GIVEN PROBLEM >>
Carry none of the pictures over; set down the material below exactly.

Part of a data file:
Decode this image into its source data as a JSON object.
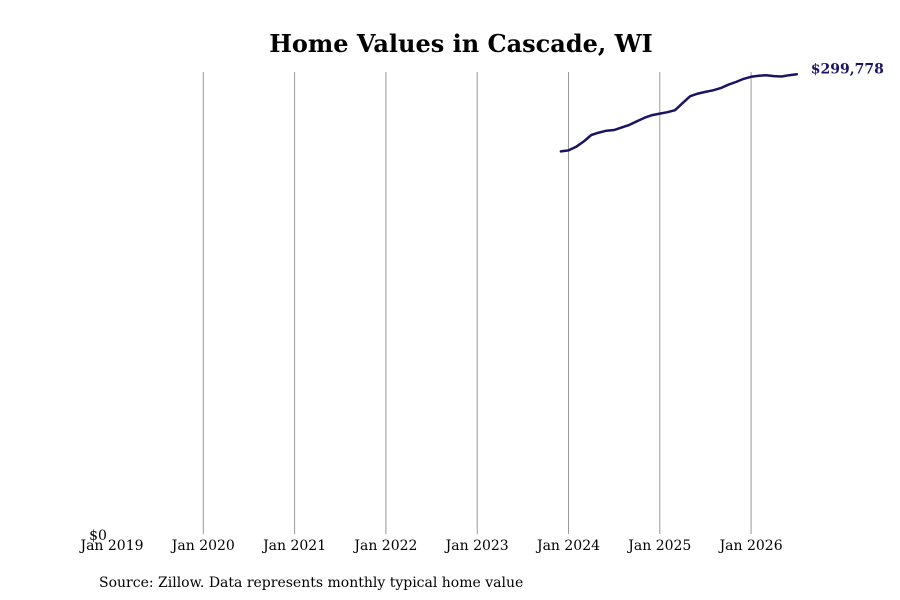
{
  "chart_data": {
    "type": "line",
    "title": "Home Values in Cascade, WI",
    "xlabel": "",
    "ylabel": "",
    "x_ticks": [
      "Jan 2019",
      "Jan 2020",
      "Jan 2021",
      "Jan 2022",
      "Jan 2023",
      "Jan 2024",
      "Jan 2025",
      "Jan 2026"
    ],
    "y_ticks": [
      "$0"
    ],
    "ylim": [
      0,
      300000
    ],
    "xlim": [
      "2019-01",
      "2026-07"
    ],
    "grid": "vertical",
    "line_color": "#1b1464",
    "series": [
      {
        "x": [
          "2023-12",
          "2024-01",
          "2024-02",
          "2024-03",
          "2024-04",
          "2024-05",
          "2024-06",
          "2024-07",
          "2024-08",
          "2024-09",
          "2024-10",
          "2024-11",
          "2024-12",
          "2025-01",
          "2025-02",
          "2025-03",
          "2025-04",
          "2025-05",
          "2025-06",
          "2025-07",
          "2025-08",
          "2025-09",
          "2025-10",
          "2025-11",
          "2025-12",
          "2026-01",
          "2026-02",
          "2026-03",
          "2026-04",
          "2026-05",
          "2026-06",
          "2026-07"
        ],
        "values": [
          249500,
          250200,
          252500,
          256000,
          260200,
          261800,
          263000,
          263500,
          265200,
          266800,
          269200,
          271500,
          273200,
          274200,
          275100,
          276400,
          281000,
          285500,
          287200,
          288300,
          289400,
          290800,
          293000,
          294800,
          296800,
          298200,
          298800,
          299200,
          298600,
          298400,
          299200,
          299778
        ]
      }
    ],
    "end_label": "$299,778",
    "source": "Source: Zillow. Data represents monthly typical home value"
  }
}
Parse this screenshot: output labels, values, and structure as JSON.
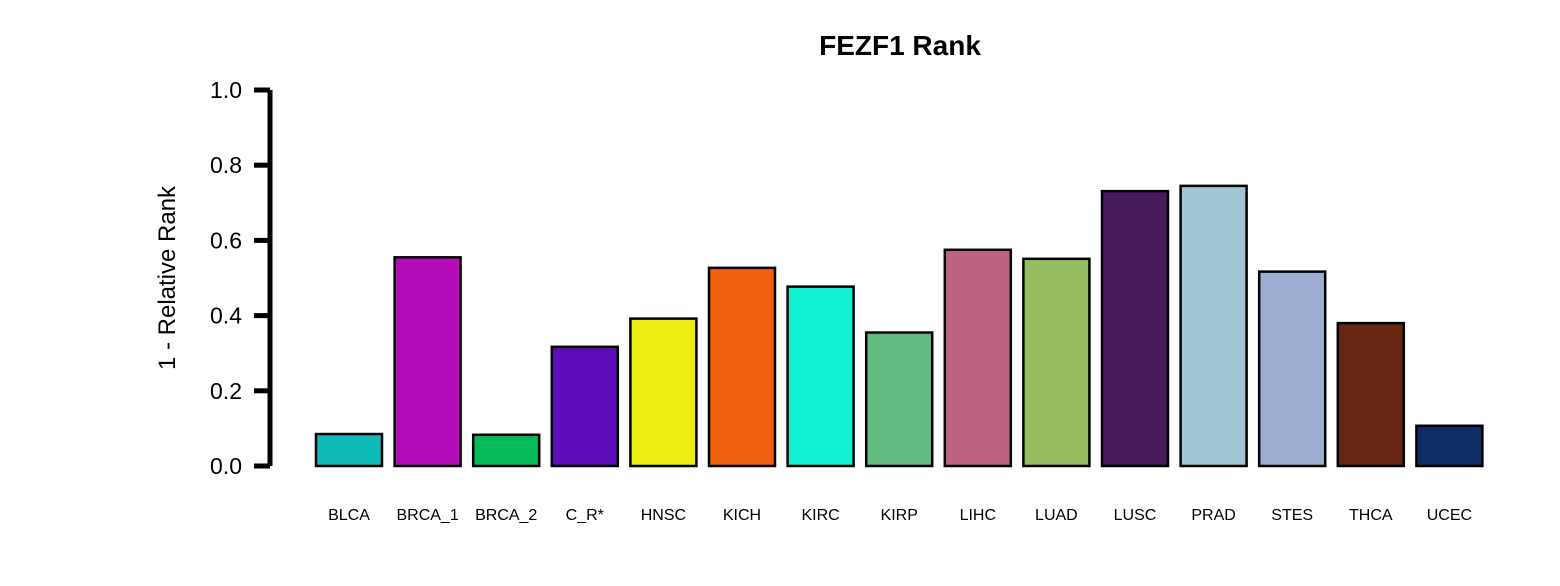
{
  "chart_data": {
    "type": "bar",
    "title": "FEZF1 Rank",
    "xlabel": "",
    "ylabel": "1 - Relative Rank",
    "ylim": [
      0,
      1
    ],
    "yticks": [
      "0.0",
      "0.2",
      "0.4",
      "0.6",
      "0.8",
      "1.0"
    ],
    "grid": false,
    "legend": "none",
    "categories": [
      "BLCA",
      "BRCA_1",
      "BRCA_2",
      "C_R*",
      "HNSC",
      "KICH",
      "KIRC",
      "KIRP",
      "LIHC",
      "LUAD",
      "LUSC",
      "PRAD",
      "STES",
      "THCA",
      "UCEC"
    ],
    "values": [
      0.085,
      0.555,
      0.083,
      0.317,
      0.392,
      0.527,
      0.477,
      0.355,
      0.575,
      0.551,
      0.731,
      0.745,
      0.517,
      0.38,
      0.107
    ],
    "colors": [
      "#0fbbb7",
      "#b50cba",
      "#05ba5b",
      "#5e0bba",
      "#eeee10",
      "#f26110",
      "#0ff1d1",
      "#61bc81",
      "#bd6282",
      "#97bc60",
      "#481b5d",
      "#a0c6d4",
      "#9eaed2",
      "#672611",
      "#0f2d66"
    ]
  }
}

RESPONSE TO THE TASK >>
Decode this image into its source data as a JSON object.
{
  "chart_data": {
    "type": "line",
    "title": "Home Values in Cascade, WI",
    "xlabel": "",
    "ylabel": "",
    "x_ticks": [
      "Jan 2019",
      "Jan 2020",
      "Jan 2021",
      "Jan 2022",
      "Jan 2023",
      "Jan 2024",
      "Jan 2025",
      "Jan 2026"
    ],
    "y_ticks": [
      "$0"
    ],
    "ylim": [
      0,
      300000
    ],
    "xlim": [
      "2019-01",
      "2026-07"
    ],
    "grid": "vertical",
    "line_color": "#1b1464",
    "series": [
      {
        "x": [
          "2023-12",
          "2024-01",
          "2024-02",
          "2024-03",
          "2024-04",
          "2024-05",
          "2024-06",
          "2024-07",
          "2024-08",
          "2024-09",
          "2024-10",
          "2024-11",
          "2024-12",
          "2025-01",
          "2025-02",
          "2025-03",
          "2025-04",
          "2025-05",
          "2025-06",
          "2025-07",
          "2025-08",
          "2025-09",
          "2025-10",
          "2025-11",
          "2025-12",
          "2026-01",
          "2026-02",
          "2026-03",
          "2026-04",
          "2026-05",
          "2026-06",
          "2026-07"
        ],
        "values": [
          249500,
          250200,
          252500,
          256000,
          260200,
          261800,
          263000,
          263500,
          265200,
          266800,
          269200,
          271500,
          273200,
          274200,
          275100,
          276400,
          281000,
          285500,
          287200,
          288300,
          289400,
          290800,
          293000,
          294800,
          296800,
          298200,
          298800,
          299200,
          298600,
          298400,
          299200,
          299778
        ]
      }
    ],
    "end_label": "$299,778",
    "source": "Source: Zillow. Data represents monthly typical home value"
  }
}
Parse this screenshot: output labels, values, and structure as JSON.
{
  "chart_data": {
    "type": "bar",
    "title": "FEZF1 Rank",
    "xlabel": "",
    "ylabel": "1 - Relative Rank",
    "ylim": [
      0,
      1
    ],
    "yticks": [
      "0.0",
      "0.2",
      "0.4",
      "0.6",
      "0.8",
      "1.0"
    ],
    "grid": false,
    "legend": "none",
    "categories": [
      "BLCA",
      "BRCA_1",
      "BRCA_2",
      "C_R*",
      "HNSC",
      "KICH",
      "KIRC",
      "KIRP",
      "LIHC",
      "LUAD",
      "LUSC",
      "PRAD",
      "STES",
      "THCA",
      "UCEC"
    ],
    "values": [
      0.085,
      0.555,
      0.083,
      0.317,
      0.392,
      0.527,
      0.477,
      0.355,
      0.575,
      0.551,
      0.731,
      0.745,
      0.517,
      0.38,
      0.107
    ],
    "colors": [
      "#0fbbb7",
      "#b50cba",
      "#05ba5b",
      "#5e0bba",
      "#eeee10",
      "#f26110",
      "#0ff1d1",
      "#61bc81",
      "#bd6282",
      "#97bc60",
      "#481b5d",
      "#a0c6d4",
      "#9eaed2",
      "#672611",
      "#0f2d66"
    ]
  }
}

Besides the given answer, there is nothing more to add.